▶ _Dataset_
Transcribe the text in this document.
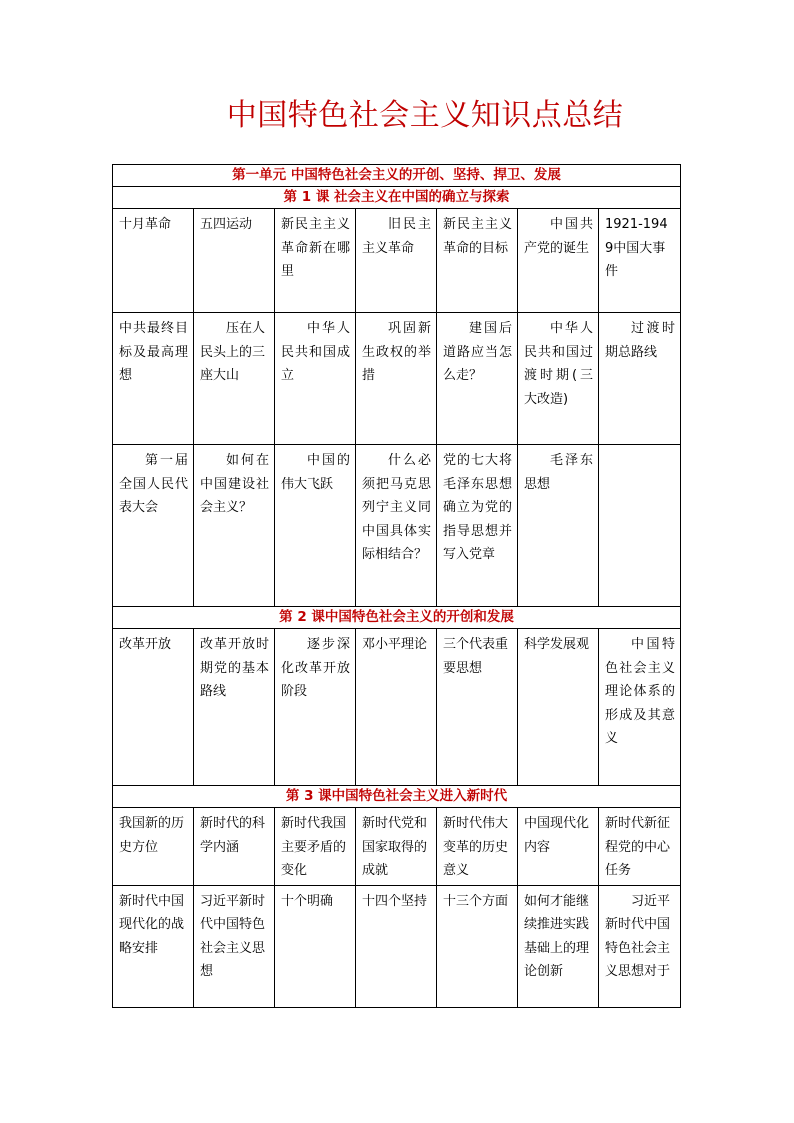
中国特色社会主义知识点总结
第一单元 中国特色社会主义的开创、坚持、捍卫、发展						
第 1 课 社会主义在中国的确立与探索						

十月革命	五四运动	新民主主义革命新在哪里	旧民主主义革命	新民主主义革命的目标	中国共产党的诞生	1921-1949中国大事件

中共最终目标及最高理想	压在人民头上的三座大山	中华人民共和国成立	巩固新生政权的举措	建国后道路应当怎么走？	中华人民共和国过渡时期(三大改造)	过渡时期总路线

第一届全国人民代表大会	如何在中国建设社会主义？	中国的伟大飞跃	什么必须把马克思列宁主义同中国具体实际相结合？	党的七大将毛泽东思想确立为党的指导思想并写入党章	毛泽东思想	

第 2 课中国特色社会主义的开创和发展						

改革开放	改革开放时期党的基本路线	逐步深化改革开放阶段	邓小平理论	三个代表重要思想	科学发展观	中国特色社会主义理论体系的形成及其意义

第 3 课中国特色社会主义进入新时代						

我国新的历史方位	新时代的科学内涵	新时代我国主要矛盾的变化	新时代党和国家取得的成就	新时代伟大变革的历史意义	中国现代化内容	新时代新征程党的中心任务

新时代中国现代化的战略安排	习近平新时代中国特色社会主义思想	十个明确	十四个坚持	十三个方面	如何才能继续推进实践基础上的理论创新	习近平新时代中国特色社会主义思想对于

▶ _Prompt_
All of the material above is to be copied exactly, except for its images.

▶ _Exercise output_
Transcribe the text in this document.
中国特色社会主义知识点总结
第一单元 中国特色社会主义的开创、坚持、捍卫、发展						
第 1 课 社会主义在中国的确立与探索						

十月革命	五四运动	新民主主义革命新在哪里	旧民主主义革命	新民主主义革命的目标	中国共产党的诞生	1921-1949中国大事件

中共最终目标及最高理想	压在人民头上的三座大山	中华人民共和国成立	巩固新生政权的举措	建国后道路应当怎么走？	中华人民共和国过渡时期(三大改造)	过渡时期总路线

第一届全国人民代表大会	如何在中国建设社会主义？	中国的伟大飞跃	什么必须把马克思列宁主义同中国具体实际相结合？	党的七大将毛泽东思想确立为党的指导思想并写入党章	毛泽东思想	

第 2 课中国特色社会主义的开创和发展						

改革开放	改革开放时期党的基本路线	逐步深化改革开放阶段	邓小平理论	三个代表重要思想	科学发展观	中国特色社会主义理论体系的形成及其意义

第 3 课中国特色社会主义进入新时代						

我国新的历史方位	新时代的科学内涵	新时代我国主要矛盾的变化	新时代党和国家取得的成就	新时代伟大变革的历史意义	中国现代化内容	新时代新征程党的中心任务

新时代中国现代化的战略安排	习近平新时代中国特色社会主义思想	十个明确	十四个坚持	十三个方面	如何才能继续推进实践基础上的理论创新	习近平新时代中国特色社会主义思想对于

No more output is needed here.